Entries with figure data

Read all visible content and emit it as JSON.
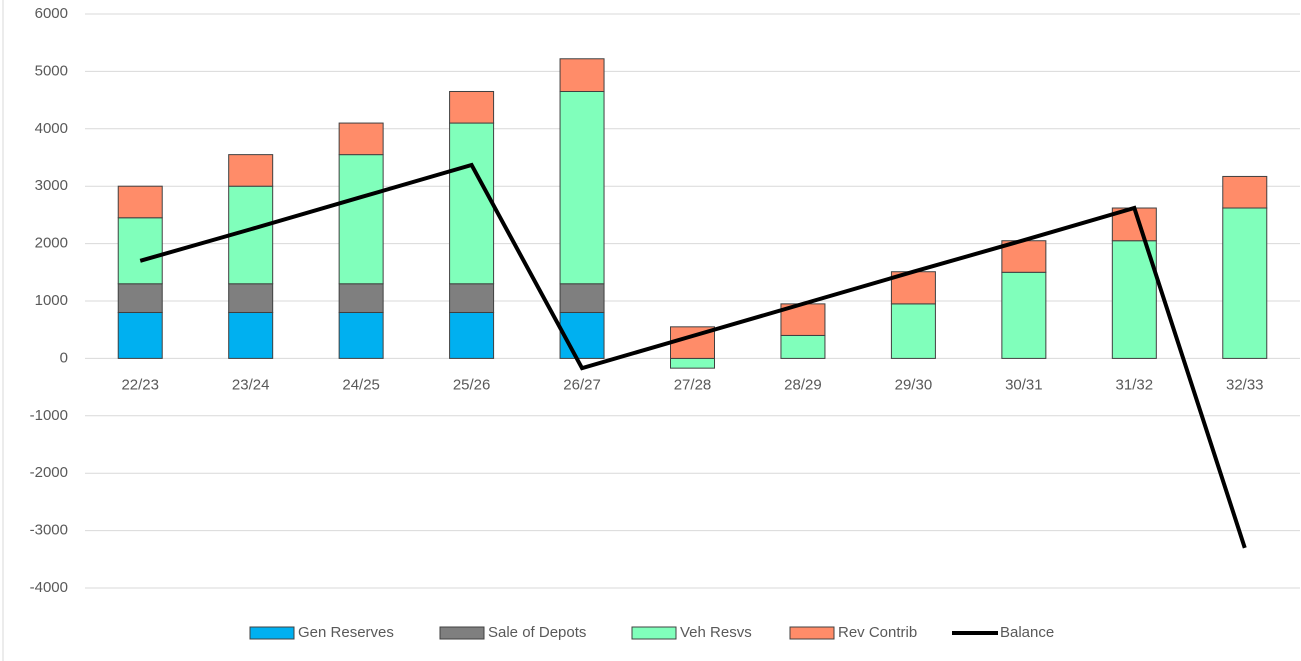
{
  "chart_data": {
    "type": "stacked-bar-line",
    "categories": [
      "22/23",
      "23/24",
      "24/25",
      "25/26",
      "26/27",
      "27/28",
      "28/29",
      "29/30",
      "30/31",
      "31/32",
      "32/33"
    ],
    "series": [
      {
        "name": "Gen Reserves",
        "color": "#00b0f0",
        "values": [
          800,
          800,
          800,
          800,
          800,
          0,
          0,
          0,
          0,
          0,
          0
        ]
      },
      {
        "name": "Sale of Depots",
        "color": "#7f7f7f",
        "values": [
          500,
          500,
          500,
          500,
          500,
          0,
          0,
          0,
          0,
          0,
          0
        ]
      },
      {
        "name": "Veh Resvs",
        "color": "#80ffbb",
        "values": [
          1150,
          1700,
          2250,
          2800,
          3350,
          -170,
          400,
          950,
          1500,
          2050,
          2620
        ]
      },
      {
        "name": "Rev Contrib",
        "color": "#ff8c69",
        "values": [
          550,
          550,
          550,
          550,
          570,
          550,
          550,
          560,
          550,
          570,
          550
        ]
      },
      {
        "name": "Balance",
        "type": "line",
        "color": "#000000",
        "values": [
          1700,
          2250,
          2810,
          3370,
          -170,
          390,
          950,
          1510,
          2060,
          2620,
          -3300
        ]
      }
    ],
    "ylim": [
      -4000,
      6000
    ],
    "yticks": [
      -4000,
      -3000,
      -2000,
      -1000,
      0,
      1000,
      2000,
      3000,
      4000,
      5000,
      6000
    ],
    "grid": true,
    "legend": "bottom"
  }
}
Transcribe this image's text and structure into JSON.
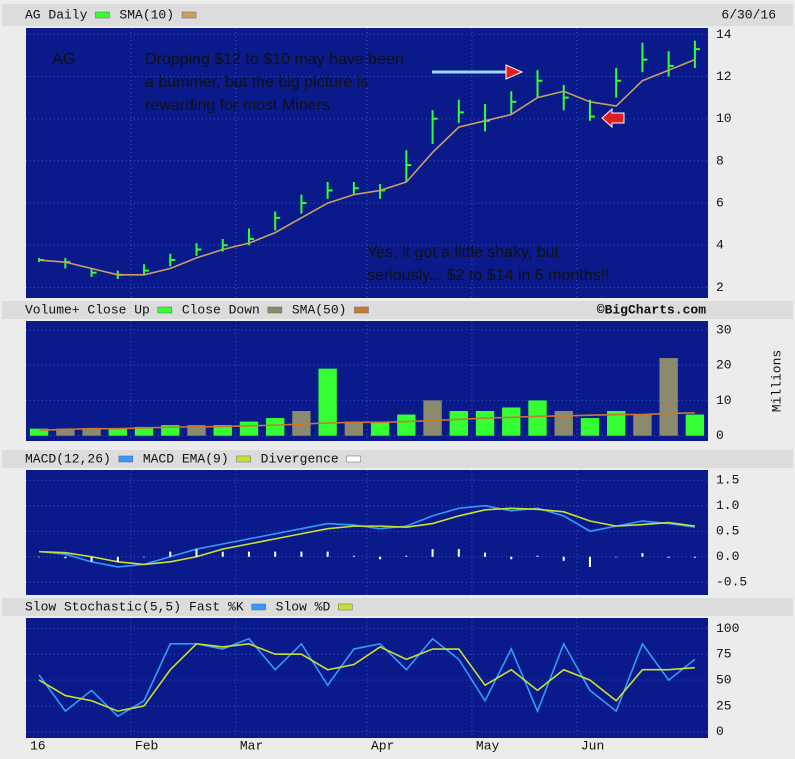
{
  "chart_data": [
    {
      "type": "ohlc",
      "date": "6/30/16",
      "ylim": [
        1.5,
        14.3
      ],
      "yticks": [
        2,
        4,
        6,
        8,
        10,
        12,
        14
      ],
      "grid": true,
      "annotations": [
        {
          "lines": [
            "AG"
          ],
          "color": "#ff6fc0"
        },
        {
          "lines": [
            "Dropping $12 to $10 may have been",
            "a bummer, but the big picture is",
            "rewarding for most Miners"
          ],
          "color": "#ff7fc8"
        },
        {
          "lines": [
            "Yes, it got a little shaky, but",
            "seriously... $2 to $14 in 6 months!!"
          ],
          "color": "#ffff55"
        }
      ],
      "series": [
        {
          "name": "AG Daily",
          "type": "ohlc",
          "color": "#33ff33",
          "values": [
            3.3,
            3.2,
            2.7,
            2.6,
            2.8,
            3.3,
            3.8,
            4.0,
            4.3,
            5.3,
            6.0,
            6.6,
            6.7,
            6.6,
            7.8,
            10.0,
            10.3,
            9.9,
            10.8,
            11.8,
            11.0,
            10.1,
            11.8,
            12.8,
            12.5,
            13.3
          ],
          "high": [
            3.4,
            3.4,
            2.9,
            2.8,
            3.1,
            3.6,
            4.1,
            4.3,
            4.8,
            5.6,
            6.4,
            7.0,
            7.0,
            6.9,
            8.5,
            10.4,
            10.9,
            10.7,
            11.3,
            12.3,
            11.6,
            10.9,
            12.4,
            13.6,
            13.2,
            13.7
          ],
          "low": [
            3.2,
            2.9,
            2.5,
            2.4,
            2.6,
            3.0,
            3.5,
            3.7,
            4.0,
            4.7,
            5.5,
            6.2,
            6.4,
            6.2,
            7.0,
            8.8,
            9.8,
            9.4,
            10.2,
            11.0,
            10.4,
            9.9,
            11.0,
            12.2,
            12.0,
            12.4
          ]
        },
        {
          "name": "SMA(10)",
          "type": "line",
          "color": "#c8a064",
          "values": [
            3.3,
            3.2,
            2.9,
            2.6,
            2.6,
            2.9,
            3.4,
            3.8,
            4.1,
            4.6,
            5.3,
            6.0,
            6.4,
            6.6,
            7.0,
            8.4,
            9.6,
            9.9,
            10.2,
            11.0,
            11.3,
            10.8,
            10.6,
            11.8,
            12.3,
            12.8
          ]
        }
      ]
    },
    {
      "type": "bar",
      "credit": "©BigCharts.com",
      "ylabel": "Millions",
      "ylim": [
        -1.5,
        32.5
      ],
      "yticks": [
        0,
        10,
        20,
        30
      ],
      "grid": true,
      "series": [
        {
          "name": "Volume+ Close Up",
          "type": "bar",
          "color": "#33ff33",
          "values": [
            2,
            null,
            null,
            2,
            2.5,
            3,
            null,
            3,
            4,
            5,
            null,
            19,
            null,
            4,
            6,
            null,
            7,
            7,
            8,
            10,
            null,
            5,
            7,
            null,
            null,
            6
          ]
        },
        {
          "name": "Close Down",
          "type": "bar",
          "color": "#8c8a6c",
          "values": [
            null,
            2,
            2,
            null,
            null,
            null,
            3,
            null,
            null,
            null,
            7,
            null,
            4,
            null,
            null,
            10,
            null,
            null,
            null,
            null,
            7,
            null,
            null,
            6,
            22,
            null
          ]
        },
        {
          "name": "SMA(50)",
          "type": "line",
          "color": "#c87832",
          "values": [
            1.5,
            1.8,
            2,
            2,
            2.2,
            2.4,
            2.5,
            2.6,
            2.8,
            3,
            3.3,
            3.6,
            3.8,
            3.8,
            4.0,
            4.3,
            4.6,
            5.0,
            5.2,
            5.5,
            5.6,
            5.8,
            6.0,
            6.0,
            6.3,
            6.5
          ]
        }
      ]
    },
    {
      "type": "line",
      "ylim": [
        -0.75,
        1.7
      ],
      "yticks": [
        1.5,
        {
          "value": 1,
          "label": "1.0"
        },
        0.5,
        {
          "value": 0,
          "label": "0.0"
        },
        -0.5
      ],
      "grid": true,
      "series": [
        {
          "name": "MACD(12,26)",
          "type": "line",
          "color": "#3399ff",
          "values": [
            0.1,
            0.05,
            -0.1,
            -0.2,
            -0.15,
            0.0,
            0.15,
            0.25,
            0.35,
            0.45,
            0.55,
            0.65,
            0.62,
            0.55,
            0.6,
            0.8,
            0.95,
            1.0,
            0.9,
            0.95,
            0.8,
            0.5,
            0.6,
            0.7,
            0.65,
            0.58
          ]
        },
        {
          "name": "MACD EMA(9)",
          "type": "line",
          "color": "#c8e030",
          "values": [
            0.1,
            0.08,
            0.0,
            -0.1,
            -0.15,
            -0.1,
            0.0,
            0.15,
            0.25,
            0.35,
            0.45,
            0.55,
            0.6,
            0.6,
            0.58,
            0.65,
            0.8,
            0.92,
            0.95,
            0.93,
            0.88,
            0.7,
            0.6,
            0.63,
            0.67,
            0.6
          ]
        },
        {
          "name": "Divergence",
          "type": "bar",
          "color": "#ffffff",
          "values": [
            0,
            -0.03,
            -0.1,
            -0.1,
            0,
            0.1,
            0.15,
            0.1,
            0.1,
            0.1,
            0.1,
            0.1,
            0.02,
            -0.05,
            0.02,
            0.15,
            0.15,
            0.08,
            -0.05,
            0.02,
            -0.08,
            -0.2,
            0,
            0.07,
            -0.02,
            -0.02
          ]
        }
      ]
    },
    {
      "type": "line",
      "title": "Slow Stochastic(5,5)",
      "ylim": [
        -6,
        110
      ],
      "yticks": [
        0,
        25,
        50,
        75,
        100
      ],
      "grid": true,
      "categories": [
        "16",
        null,
        null,
        null,
        "Feb",
        null,
        null,
        null,
        "Mar",
        null,
        null,
        null,
        null,
        "Apr",
        null,
        null,
        null,
        "May",
        null,
        null,
        null,
        "Jun",
        null,
        null,
        null,
        null
      ],
      "series": [
        {
          "name": "Fast %K",
          "type": "line",
          "color": "#3399ff",
          "values": [
            55,
            20,
            40,
            15,
            30,
            85,
            85,
            80,
            90,
            60,
            85,
            45,
            80,
            85,
            60,
            90,
            70,
            30,
            80,
            20,
            85,
            40,
            20,
            85,
            50,
            70
          ]
        },
        {
          "name": "Slow %D",
          "type": "line",
          "color": "#c8e030",
          "values": [
            50,
            35,
            30,
            20,
            25,
            60,
            85,
            82,
            85,
            75,
            75,
            60,
            65,
            82,
            70,
            80,
            80,
            45,
            60,
            40,
            60,
            50,
            30,
            60,
            60,
            62
          ]
        }
      ]
    }
  ]
}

What is expected:
Look through the records and gather each line with the word "Close".

Written response:
          "name": "Volume+ Close Up",
          "name": "Close Down",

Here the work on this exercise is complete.